> **Exercise requirements**
Write out the whole of the material exactly.

> **Data to use**
• • • •

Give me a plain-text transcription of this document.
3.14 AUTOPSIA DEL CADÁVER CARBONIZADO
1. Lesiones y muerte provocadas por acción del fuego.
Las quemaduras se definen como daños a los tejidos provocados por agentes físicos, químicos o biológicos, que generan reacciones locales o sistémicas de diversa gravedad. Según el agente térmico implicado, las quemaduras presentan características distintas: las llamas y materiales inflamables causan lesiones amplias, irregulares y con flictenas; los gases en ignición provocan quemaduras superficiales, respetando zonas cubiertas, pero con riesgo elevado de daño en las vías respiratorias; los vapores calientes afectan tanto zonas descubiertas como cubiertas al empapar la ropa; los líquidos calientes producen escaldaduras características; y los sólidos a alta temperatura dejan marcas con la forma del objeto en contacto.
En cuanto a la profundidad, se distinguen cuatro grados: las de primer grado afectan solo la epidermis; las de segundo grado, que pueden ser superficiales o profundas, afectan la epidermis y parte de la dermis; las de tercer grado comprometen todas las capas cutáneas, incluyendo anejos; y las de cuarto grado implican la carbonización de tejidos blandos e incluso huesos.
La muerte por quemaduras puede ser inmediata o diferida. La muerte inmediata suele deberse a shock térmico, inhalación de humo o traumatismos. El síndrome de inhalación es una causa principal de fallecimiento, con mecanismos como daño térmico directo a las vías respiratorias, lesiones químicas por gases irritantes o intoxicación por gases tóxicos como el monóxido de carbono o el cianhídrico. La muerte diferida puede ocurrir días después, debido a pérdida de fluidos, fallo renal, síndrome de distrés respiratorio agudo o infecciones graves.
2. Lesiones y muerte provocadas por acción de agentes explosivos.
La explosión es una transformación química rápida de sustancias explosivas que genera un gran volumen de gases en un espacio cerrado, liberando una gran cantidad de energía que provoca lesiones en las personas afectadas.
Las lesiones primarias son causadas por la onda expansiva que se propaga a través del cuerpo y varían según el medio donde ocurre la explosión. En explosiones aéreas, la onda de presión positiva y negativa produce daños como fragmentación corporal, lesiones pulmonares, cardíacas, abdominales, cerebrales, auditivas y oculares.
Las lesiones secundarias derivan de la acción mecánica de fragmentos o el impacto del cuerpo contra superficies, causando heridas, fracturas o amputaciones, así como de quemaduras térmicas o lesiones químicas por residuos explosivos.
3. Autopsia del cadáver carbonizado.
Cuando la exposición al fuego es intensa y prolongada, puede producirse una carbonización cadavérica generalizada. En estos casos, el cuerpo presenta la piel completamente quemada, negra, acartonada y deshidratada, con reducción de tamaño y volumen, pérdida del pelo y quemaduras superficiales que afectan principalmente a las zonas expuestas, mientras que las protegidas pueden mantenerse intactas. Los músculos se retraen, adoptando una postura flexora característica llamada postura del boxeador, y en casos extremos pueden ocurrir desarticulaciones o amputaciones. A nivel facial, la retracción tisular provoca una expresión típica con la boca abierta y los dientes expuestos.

• • • •

> **Answer for the task**
Give me a plain-text transcription of this document.
3.14 AUTOPSIA DEL CADÁVER CARBONIZADO
1. Lesiones y muerte provocadas por acción del fuego.
Las quemaduras se definen como daños a los tejidos provocados por agentes físicos, químicos o biológicos, que generan reacciones locales o sistémicas de diversa gravedad. Según el agente térmico implicado, las quemaduras presentan características distintas: las llamas y materiales inflamables causan lesiones amplias, irregulares y con flictenas; los gases en ignición provocan quemaduras superficiales, respetando zonas cubiertas, pero con riesgo elevado de daño en las vías respiratorias; los vapores calientes afectan tanto zonas descubiertas como cubiertas al empapar la ropa; los líquidos calientes producen escaldaduras características; y los sólidos a alta temperatura dejan marcas con la forma del objeto en contacto.
En cuanto a la profundidad, se distinguen cuatro grados: las de primer grado afectan solo la epidermis; las de segundo grado, que pueden ser superficiales o profundas, afectan la epidermis y parte de la dermis; las de tercer grado comprometen todas las capas cutáneas, incluyendo anejos; y las de cuarto grado implican la carbonización de tejidos blandos e incluso huesos.
La muerte por quemaduras puede ser inmediata o diferida. La muerte inmediata suele deberse a shock térmico, inhalación de humo o traumatismos. El síndrome de inhalación es una causa principal de fallecimiento, con mecanismos como daño térmico directo a las vías respiratorias, lesiones químicas por gases irritantes o intoxicación por gases tóxicos como el monóxido de carbono o el cianhídrico. La muerte diferida puede ocurrir días después, debido a pérdida de fluidos, fallo renal, síndrome de distrés respiratorio agudo o infecciones graves.
2. Lesiones y muerte provocadas por acción de agentes explosivos.
La explosión es una transformación química rápida de sustancias explosivas que genera un gran volumen de gases en un espacio cerrado, liberando una gran cantidad de energía que provoca lesiones en las personas afectadas.
Las lesiones primarias son causadas por la onda expansiva que se propaga a través del cuerpo y varían según el medio donde ocurre la explosión. En explosiones aéreas, la onda de presión positiva y negativa produce daños como fragmentación corporal, lesiones pulmonares, cardíacas, abdominales, cerebrales, auditivas y oculares.
Las lesiones secundarias derivan de la acción mecánica de fragmentos o el impacto del cuerpo contra superficies, causando heridas, fracturas o amputaciones, así como de quemaduras térmicas o lesiones químicas por residuos explosivos.
3. Autopsia del cadáver carbonizado.
Cuando la exposición al fuego es intensa y prolongada, puede producirse una carbonización cadavérica generalizada. En estos casos, el cuerpo presenta la piel completamente quemada, negra, acartonada y deshidratada, con reducción de tamaño y volumen, pérdida del pelo y quemaduras superficiales que afectan principalmente a las zonas expuestas, mientras que las protegidas pueden mantenerse intactas. Los músculos se retraen, adoptando una postura flexora característica llamada postura del boxeador, y en casos extremos pueden ocurrir desarticulaciones o amputaciones. A nivel facial, la retracción tisular provoca una expresión típica con la boca abierta y los dientes expuestos.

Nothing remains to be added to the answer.